● JOB
In the listing below, how many lines contain the word "youth"? Please respond with the number only.

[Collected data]
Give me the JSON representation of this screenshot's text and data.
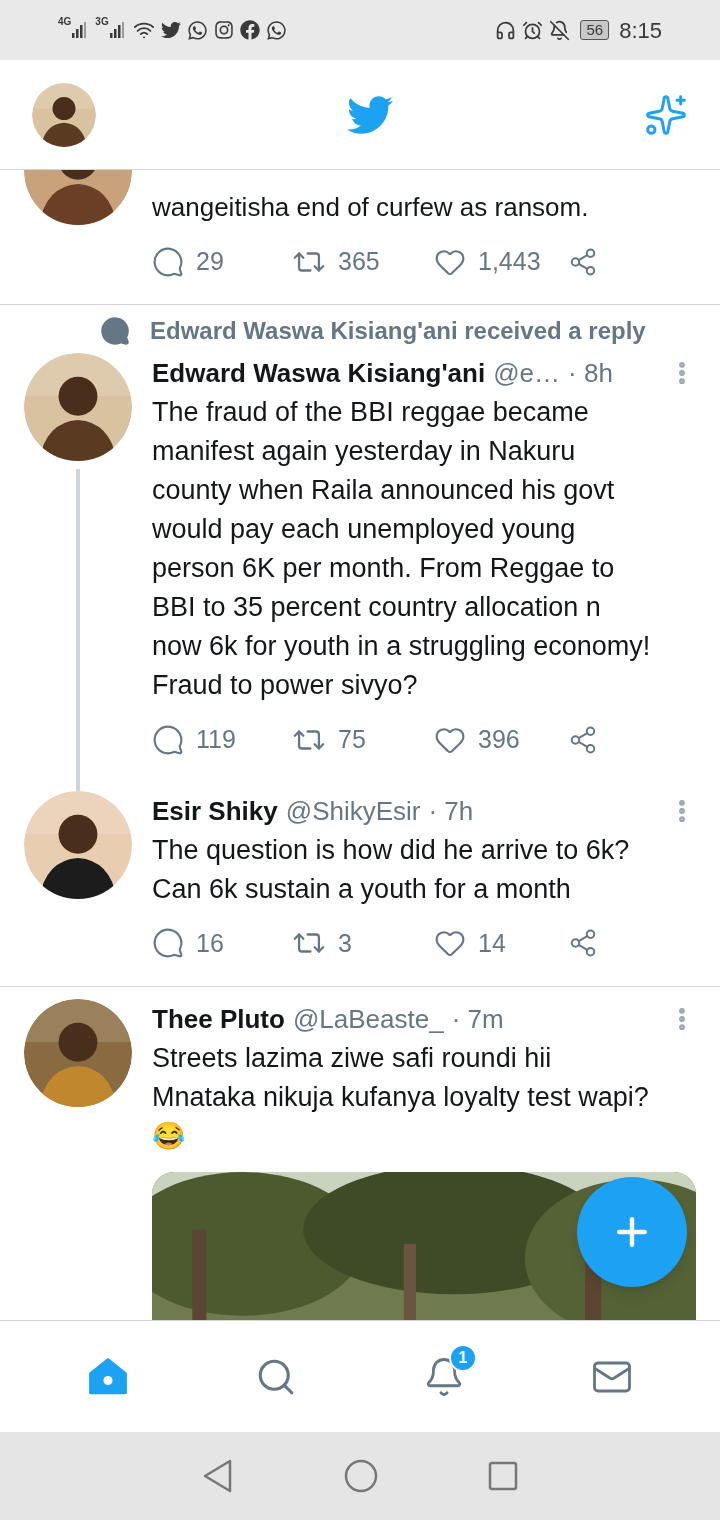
{
  "status_bar": {
    "network_1": "4G",
    "network_2": "3G",
    "battery": "56",
    "time": "8:15"
  },
  "tweets": [
    {
      "kind": "partial",
      "text": "wangeitisha end of curfew as ransom.",
      "replies": "29",
      "retweets": "365",
      "likes": "1,443"
    },
    {
      "kind": "full",
      "context": "Edward Waswa Kisiang'ani received a reply",
      "name": "Edward Waswa Kisiang'ani",
      "handle": "@e…",
      "time": "· 8h",
      "thread": true,
      "text": "The fraud of the BBI reggae became manifest again yesterday in Nakuru county when Raila announced his govt would pay each unemployed young person 6K per month. From Reggae to BBI to 35 percent country allocation n now 6k for youth in a struggling economy!  Fraud to power sivyo?",
      "replies": "119",
      "retweets": "75",
      "likes": "396"
    },
    {
      "kind": "full",
      "name": "Esir Shiky",
      "handle": "@ShikyEsir",
      "time": "· 7h",
      "thread": false,
      "text": "The question is how did he arrive to 6k? Can 6k sustain a youth for a month",
      "replies": "16",
      "retweets": "3",
      "likes": "14"
    },
    {
      "kind": "full",
      "name": "Thee Pluto",
      "handle": "@LaBeaste_",
      "time": "· 7m",
      "thread": false,
      "text": "Streets lazima ziwe safi roundi hii Mnataka nikuja kufanya loyalty test wapi?😂"
    }
  ],
  "bottom_nav": [
    {
      "kind": "home",
      "selected": true
    },
    {
      "kind": "search",
      "selected": false
    },
    {
      "kind": "notifications",
      "selected": false,
      "badge": "1"
    },
    {
      "kind": "messages",
      "selected": false
    }
  ]
}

● WRITTEN RESPONSE
2